Exercise tasks:
**a.** In the health care testimony, starting at "We offer health" and ending at "more than $67,000.", reproduce the passage with "rate increases" swapped for "premium increases".
**b.** Carry on the health care testimony from the point where it stops.

Passage for review:
----

So when I received an invitation to testify about my experiences with health care before members of the House of Representatives today, I couldn’t say no.
We offer health care to all employees who work over 28 hours a week – and we pay 75 percent of the cost. This is an important part of our business values. It’s also been a huge challenge.
Between 2004 and 2010, we were faced with rate increases routinely exceeding 20 percent – as high as 40 percent in 2009. In 2011, our health care costs were more than $67,000.
We’ve got to get these costs under control. How? Let’s start with upholding the Affordable Care Act.
Before I started my business, I worked in corporate America for 13 years. One of the biggest surprises I faced when I decided to start my own business was how little we got in health care benefits for almost twice the dollars. Even now, businesses our size are still too small to have any bargaining power.
The ACA’s state insurance exchanges are finally going to change that. A state exchange will give me the opportunity to band together with thousands of other small businesses across Washington State to get better health care at better rates.
Joining a group with hundreds of thousands of participants will be a huge leap in risk-pooling, economies of scale, and negotiating clout. We’ll finally be able to tap into the kind of bargaining power big companies like Starbucks and Microsoft have.

----

Records shown:
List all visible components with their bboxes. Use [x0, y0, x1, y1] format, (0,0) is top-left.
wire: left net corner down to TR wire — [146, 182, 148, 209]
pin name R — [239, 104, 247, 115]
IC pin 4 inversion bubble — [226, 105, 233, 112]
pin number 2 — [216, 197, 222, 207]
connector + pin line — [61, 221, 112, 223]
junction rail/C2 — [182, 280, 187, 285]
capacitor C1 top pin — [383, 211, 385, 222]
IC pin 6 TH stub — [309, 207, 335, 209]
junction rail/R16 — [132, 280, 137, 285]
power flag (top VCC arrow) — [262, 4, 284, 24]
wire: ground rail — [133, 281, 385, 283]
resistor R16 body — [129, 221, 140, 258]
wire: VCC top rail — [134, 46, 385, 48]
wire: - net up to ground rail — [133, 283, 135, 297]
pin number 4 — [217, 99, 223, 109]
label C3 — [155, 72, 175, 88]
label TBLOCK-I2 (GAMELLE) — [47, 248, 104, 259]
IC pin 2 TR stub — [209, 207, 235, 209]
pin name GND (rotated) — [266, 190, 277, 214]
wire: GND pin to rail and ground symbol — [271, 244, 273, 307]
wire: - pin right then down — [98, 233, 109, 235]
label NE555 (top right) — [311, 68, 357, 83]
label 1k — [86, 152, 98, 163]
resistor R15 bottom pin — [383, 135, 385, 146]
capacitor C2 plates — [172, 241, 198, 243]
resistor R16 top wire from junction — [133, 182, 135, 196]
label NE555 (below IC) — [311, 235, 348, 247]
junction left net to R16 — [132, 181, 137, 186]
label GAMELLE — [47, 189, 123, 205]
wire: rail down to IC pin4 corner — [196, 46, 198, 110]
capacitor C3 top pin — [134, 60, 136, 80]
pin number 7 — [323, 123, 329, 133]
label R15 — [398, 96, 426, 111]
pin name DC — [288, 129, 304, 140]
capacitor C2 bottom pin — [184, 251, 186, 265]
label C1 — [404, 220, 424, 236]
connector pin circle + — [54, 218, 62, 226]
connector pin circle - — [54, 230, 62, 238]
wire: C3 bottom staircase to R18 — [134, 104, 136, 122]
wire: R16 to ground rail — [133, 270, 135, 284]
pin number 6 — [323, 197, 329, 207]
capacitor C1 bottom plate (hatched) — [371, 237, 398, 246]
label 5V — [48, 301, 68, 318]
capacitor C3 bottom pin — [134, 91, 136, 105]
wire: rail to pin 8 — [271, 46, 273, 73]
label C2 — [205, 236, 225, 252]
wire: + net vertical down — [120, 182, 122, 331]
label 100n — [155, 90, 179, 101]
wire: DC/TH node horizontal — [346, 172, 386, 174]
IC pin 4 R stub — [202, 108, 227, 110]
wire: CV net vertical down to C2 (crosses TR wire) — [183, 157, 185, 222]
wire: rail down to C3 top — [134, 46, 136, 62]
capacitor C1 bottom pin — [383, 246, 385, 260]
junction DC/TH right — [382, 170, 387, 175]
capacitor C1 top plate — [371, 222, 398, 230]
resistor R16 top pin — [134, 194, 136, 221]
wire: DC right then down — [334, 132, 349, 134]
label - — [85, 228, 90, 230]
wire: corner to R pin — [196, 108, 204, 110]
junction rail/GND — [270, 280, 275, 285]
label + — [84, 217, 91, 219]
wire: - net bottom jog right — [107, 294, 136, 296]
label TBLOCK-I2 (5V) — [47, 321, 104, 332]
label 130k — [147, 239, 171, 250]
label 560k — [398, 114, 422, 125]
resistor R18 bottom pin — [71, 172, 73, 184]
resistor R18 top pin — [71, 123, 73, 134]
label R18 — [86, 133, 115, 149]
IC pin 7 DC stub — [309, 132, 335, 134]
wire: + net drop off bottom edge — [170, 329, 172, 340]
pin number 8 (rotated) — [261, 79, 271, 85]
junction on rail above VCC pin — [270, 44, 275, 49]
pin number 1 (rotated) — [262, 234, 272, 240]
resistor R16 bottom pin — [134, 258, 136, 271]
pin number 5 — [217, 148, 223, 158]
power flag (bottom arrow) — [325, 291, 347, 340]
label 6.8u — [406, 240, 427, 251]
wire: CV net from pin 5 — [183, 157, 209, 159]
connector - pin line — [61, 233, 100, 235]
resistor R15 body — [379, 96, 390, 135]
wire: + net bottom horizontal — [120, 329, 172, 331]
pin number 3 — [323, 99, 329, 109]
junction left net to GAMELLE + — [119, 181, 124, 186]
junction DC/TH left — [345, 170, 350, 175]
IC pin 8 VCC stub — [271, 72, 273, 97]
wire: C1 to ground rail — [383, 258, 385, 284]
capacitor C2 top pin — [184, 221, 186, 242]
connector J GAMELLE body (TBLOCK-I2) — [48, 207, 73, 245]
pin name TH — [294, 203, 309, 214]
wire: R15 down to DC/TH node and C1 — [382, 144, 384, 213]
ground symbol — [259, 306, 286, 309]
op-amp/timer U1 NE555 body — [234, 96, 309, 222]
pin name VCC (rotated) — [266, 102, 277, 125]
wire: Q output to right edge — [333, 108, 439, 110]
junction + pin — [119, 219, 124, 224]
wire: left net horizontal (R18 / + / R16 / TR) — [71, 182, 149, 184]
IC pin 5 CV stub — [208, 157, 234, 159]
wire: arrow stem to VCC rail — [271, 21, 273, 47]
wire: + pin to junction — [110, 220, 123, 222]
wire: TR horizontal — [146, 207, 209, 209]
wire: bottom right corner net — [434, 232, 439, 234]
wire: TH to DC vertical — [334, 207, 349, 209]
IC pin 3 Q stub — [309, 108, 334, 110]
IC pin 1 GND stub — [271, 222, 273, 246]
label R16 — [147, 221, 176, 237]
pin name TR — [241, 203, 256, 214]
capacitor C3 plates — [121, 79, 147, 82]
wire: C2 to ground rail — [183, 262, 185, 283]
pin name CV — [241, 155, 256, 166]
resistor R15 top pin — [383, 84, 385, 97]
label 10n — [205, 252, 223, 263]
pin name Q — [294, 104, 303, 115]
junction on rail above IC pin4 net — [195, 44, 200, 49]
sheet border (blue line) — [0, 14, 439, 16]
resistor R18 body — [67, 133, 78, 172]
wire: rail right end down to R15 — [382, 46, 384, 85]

----

Answers for this exercise:
**a.**
We offer health care to all employees who work over 28 hours a week – and we pay 75 percent of the cost. This is an important part of our business values. It’s also been a huge challenge.
Between 2004 and 2010, we were faced with premium increases routinely exceeding 20 percent – as high as 40 percent in 2009. In 2011, our health care costs were more than $67,000.

**b.**
On top of the state exchanges, other parts of the ACA are already helping small businesses. The 80/20 “value for premiums” rule is one example. Under this rule, rebates for this year alone are estimated at $1.3 billion, with checks due in the mail this summer. And then there are the law’s rate review provisions, which are helping bring much-needed transparency to proposed rate increases.
It’s still just the beginning, but these provisions are making a difference. My rate increase this year was a lot lower than I’d come to expect over the years – and I’ve heard about other small business owners who’ve seen their rates held flat or even cut.
Opponents of the ACA like to complain about the employer responsibility piece. They claim it’s a barrier to job creation. As a small business job creator, I couldn’t disagree more.
As a business owner who offers health care, the real barrier for me is that when other businesses bigger than mine don’t offer health insurance, I’m forced to subsidize their costs. This health care cost-shifting costs my business hundreds of dollars per employee per year. This is not fair competition.
The only way to fix this free rider problem is through a system that combines personal responsibility and shared responsibility, a system where nobody takes a free ride. That’s what the ACA does – and that’s going to cut my costs, too.
Is there more work to be done on health care? Of course.
For example: why not expand the law’s small business tax credit? Recent reports suggest not enough businesses are benefiting. But instead of criticizing the credit, if members of Congress want to be problem-solvers they should ask, “How can we make this credit work for more businesses?”
My business isn’t eligible because we have more than 25 full-time equivalents (FTEs). Why not expand the limit to 50 or even 100 FTEs? Do that and my business would see a credit worth thousands of dollars.
The Affordable Care Act is taking critical steps to lower costs and bring affordable, good quality health coverage within reach for small businesses.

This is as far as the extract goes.